══ WORKING DATA ══

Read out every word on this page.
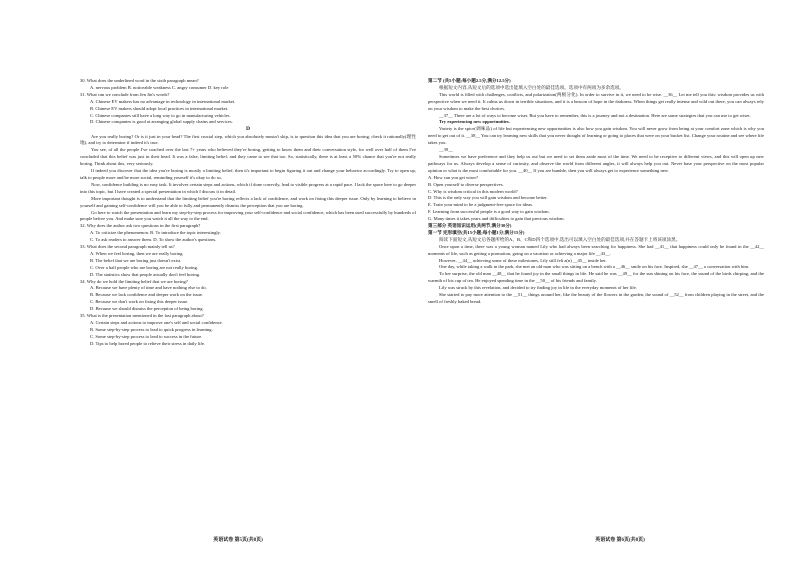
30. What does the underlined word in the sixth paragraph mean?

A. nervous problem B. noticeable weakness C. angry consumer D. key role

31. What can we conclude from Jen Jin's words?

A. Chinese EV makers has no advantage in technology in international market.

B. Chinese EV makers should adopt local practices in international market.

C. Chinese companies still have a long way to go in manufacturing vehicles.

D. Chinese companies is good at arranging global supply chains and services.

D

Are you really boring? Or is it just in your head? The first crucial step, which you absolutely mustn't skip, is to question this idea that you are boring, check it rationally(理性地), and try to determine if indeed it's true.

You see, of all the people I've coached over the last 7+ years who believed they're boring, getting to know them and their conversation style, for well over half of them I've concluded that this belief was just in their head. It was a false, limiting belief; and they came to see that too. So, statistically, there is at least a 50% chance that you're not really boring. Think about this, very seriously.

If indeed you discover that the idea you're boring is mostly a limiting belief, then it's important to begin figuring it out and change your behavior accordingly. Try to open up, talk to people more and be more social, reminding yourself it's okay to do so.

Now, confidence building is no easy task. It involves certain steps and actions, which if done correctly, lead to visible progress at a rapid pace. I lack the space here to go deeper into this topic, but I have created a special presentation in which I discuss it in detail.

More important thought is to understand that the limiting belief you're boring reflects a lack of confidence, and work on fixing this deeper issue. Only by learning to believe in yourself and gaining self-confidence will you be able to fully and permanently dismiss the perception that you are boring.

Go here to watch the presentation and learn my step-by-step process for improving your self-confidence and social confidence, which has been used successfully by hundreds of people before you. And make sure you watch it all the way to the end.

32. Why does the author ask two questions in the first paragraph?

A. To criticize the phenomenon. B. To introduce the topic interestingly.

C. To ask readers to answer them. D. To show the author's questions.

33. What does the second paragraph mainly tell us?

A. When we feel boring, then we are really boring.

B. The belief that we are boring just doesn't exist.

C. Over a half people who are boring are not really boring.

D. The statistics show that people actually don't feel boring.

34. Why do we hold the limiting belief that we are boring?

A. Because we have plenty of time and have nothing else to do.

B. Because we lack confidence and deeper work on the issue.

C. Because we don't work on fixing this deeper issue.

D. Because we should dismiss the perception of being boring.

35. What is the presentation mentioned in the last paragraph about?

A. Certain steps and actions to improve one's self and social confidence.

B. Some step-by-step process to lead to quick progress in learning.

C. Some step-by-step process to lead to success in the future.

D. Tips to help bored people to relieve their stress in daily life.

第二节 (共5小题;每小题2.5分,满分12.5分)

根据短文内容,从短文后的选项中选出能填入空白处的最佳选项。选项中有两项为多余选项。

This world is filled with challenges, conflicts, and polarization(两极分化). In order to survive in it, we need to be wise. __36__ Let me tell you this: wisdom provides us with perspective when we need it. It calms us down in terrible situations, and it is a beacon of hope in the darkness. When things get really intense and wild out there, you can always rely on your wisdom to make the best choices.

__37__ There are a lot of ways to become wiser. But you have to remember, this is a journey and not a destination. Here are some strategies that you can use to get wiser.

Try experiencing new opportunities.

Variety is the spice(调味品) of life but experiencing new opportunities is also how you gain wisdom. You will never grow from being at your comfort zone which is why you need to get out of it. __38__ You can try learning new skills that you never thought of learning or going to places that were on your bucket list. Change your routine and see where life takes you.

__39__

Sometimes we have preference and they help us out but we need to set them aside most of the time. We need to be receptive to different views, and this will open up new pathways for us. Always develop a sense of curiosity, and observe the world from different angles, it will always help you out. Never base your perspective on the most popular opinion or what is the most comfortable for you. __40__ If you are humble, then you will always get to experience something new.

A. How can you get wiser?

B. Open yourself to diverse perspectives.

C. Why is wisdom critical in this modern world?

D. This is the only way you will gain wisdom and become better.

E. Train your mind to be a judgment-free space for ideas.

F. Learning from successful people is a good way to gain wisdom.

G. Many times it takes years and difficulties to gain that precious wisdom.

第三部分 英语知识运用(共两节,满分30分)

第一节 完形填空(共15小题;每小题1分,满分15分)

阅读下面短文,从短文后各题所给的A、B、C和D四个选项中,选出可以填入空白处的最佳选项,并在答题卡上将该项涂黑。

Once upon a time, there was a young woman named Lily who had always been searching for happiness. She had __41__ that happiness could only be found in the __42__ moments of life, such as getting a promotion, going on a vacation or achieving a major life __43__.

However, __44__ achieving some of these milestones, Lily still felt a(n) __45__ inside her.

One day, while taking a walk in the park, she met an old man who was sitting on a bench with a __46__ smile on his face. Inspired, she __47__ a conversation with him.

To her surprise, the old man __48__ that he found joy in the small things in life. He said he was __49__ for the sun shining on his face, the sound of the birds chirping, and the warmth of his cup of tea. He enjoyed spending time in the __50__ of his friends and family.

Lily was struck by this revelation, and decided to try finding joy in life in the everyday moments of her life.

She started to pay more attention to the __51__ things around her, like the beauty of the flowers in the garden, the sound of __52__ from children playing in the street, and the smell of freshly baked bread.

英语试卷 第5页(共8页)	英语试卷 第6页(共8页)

═══
══ WORKING DATA ══

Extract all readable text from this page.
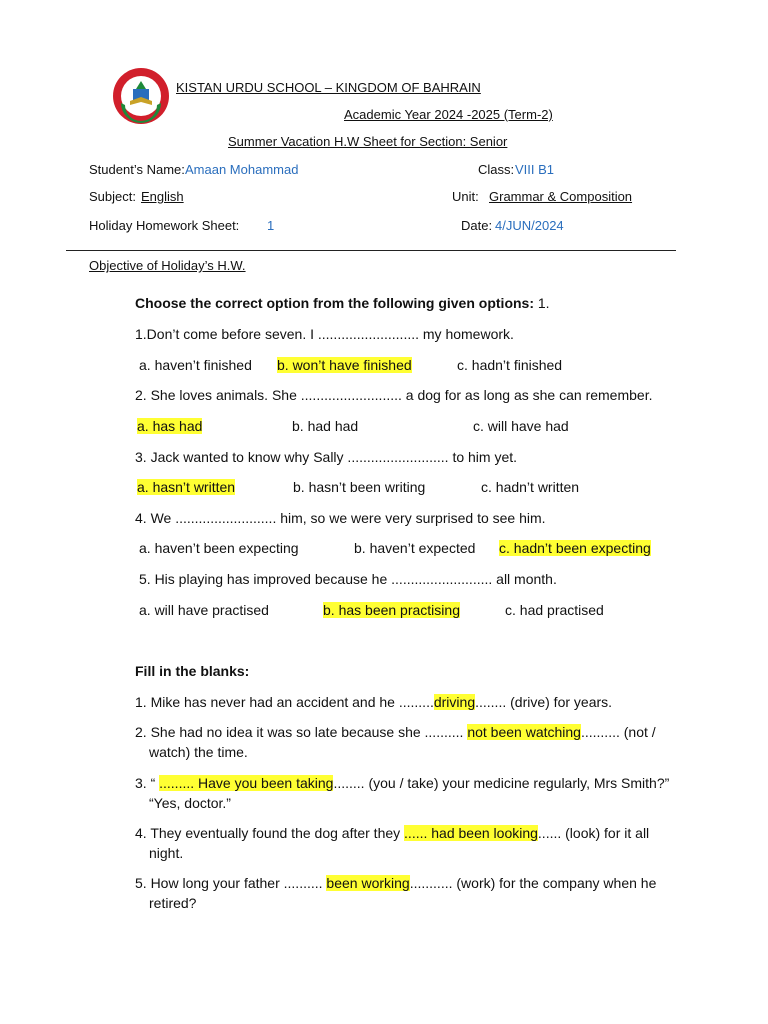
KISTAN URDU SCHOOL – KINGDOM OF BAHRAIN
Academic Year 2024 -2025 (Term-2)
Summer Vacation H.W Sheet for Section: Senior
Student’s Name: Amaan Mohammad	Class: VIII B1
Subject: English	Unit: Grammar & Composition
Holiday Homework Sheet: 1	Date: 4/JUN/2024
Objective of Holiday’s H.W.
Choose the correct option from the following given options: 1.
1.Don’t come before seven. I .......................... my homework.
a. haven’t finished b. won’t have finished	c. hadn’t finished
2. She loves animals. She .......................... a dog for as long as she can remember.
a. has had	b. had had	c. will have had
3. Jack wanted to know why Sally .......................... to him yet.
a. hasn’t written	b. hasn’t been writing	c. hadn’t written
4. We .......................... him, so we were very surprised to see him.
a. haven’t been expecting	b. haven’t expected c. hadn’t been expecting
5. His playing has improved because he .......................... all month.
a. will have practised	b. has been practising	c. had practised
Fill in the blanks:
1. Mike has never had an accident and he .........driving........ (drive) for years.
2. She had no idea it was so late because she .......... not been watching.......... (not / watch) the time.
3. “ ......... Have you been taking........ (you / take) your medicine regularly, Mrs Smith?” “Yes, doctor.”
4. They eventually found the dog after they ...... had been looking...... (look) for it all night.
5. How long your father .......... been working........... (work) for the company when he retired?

═══
══ WORKING DATA ══

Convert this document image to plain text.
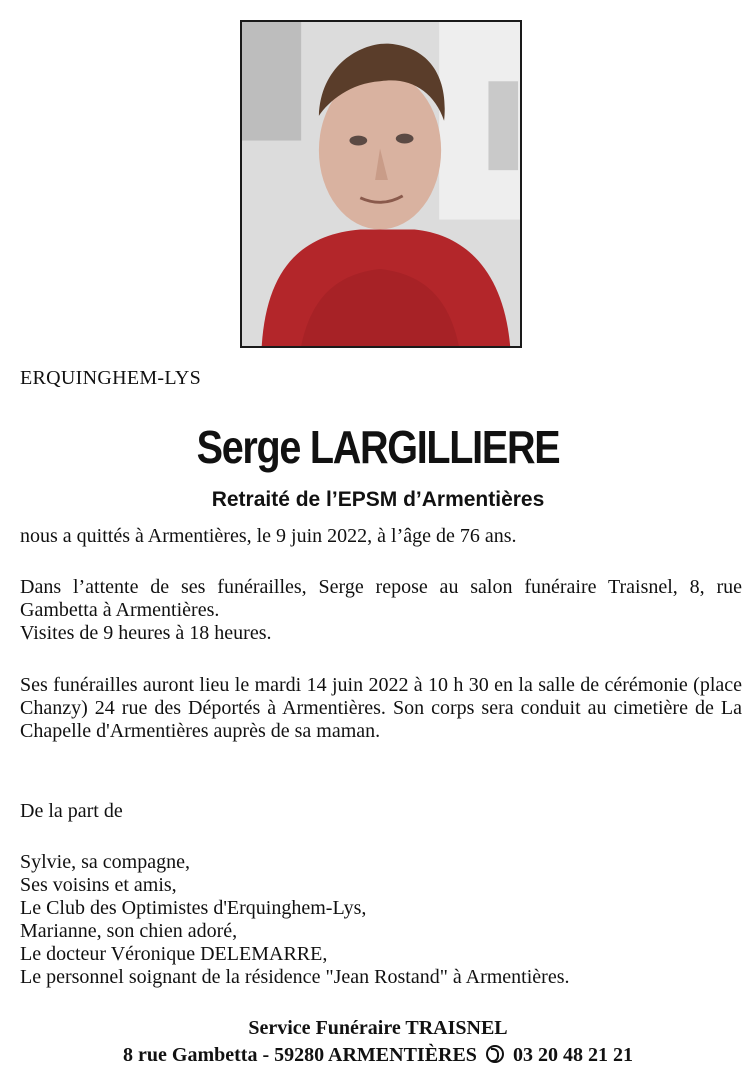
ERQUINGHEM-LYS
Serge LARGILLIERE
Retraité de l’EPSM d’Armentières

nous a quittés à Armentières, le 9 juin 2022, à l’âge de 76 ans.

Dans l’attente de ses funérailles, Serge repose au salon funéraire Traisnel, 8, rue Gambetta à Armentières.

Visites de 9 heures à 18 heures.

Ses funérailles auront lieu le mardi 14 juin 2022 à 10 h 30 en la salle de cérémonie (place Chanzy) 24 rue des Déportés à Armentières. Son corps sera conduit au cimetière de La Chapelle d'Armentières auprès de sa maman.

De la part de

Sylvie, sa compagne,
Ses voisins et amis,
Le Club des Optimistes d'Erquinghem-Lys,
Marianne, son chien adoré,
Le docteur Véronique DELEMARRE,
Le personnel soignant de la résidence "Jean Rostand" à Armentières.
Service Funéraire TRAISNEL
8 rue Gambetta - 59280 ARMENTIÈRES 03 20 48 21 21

═══

▶ **WHAT YOU WILL DO**
Report how many lines of the entries hold the word "long". Nothing else is needed.

▶ **RESPONSE TO THIS TASK**
3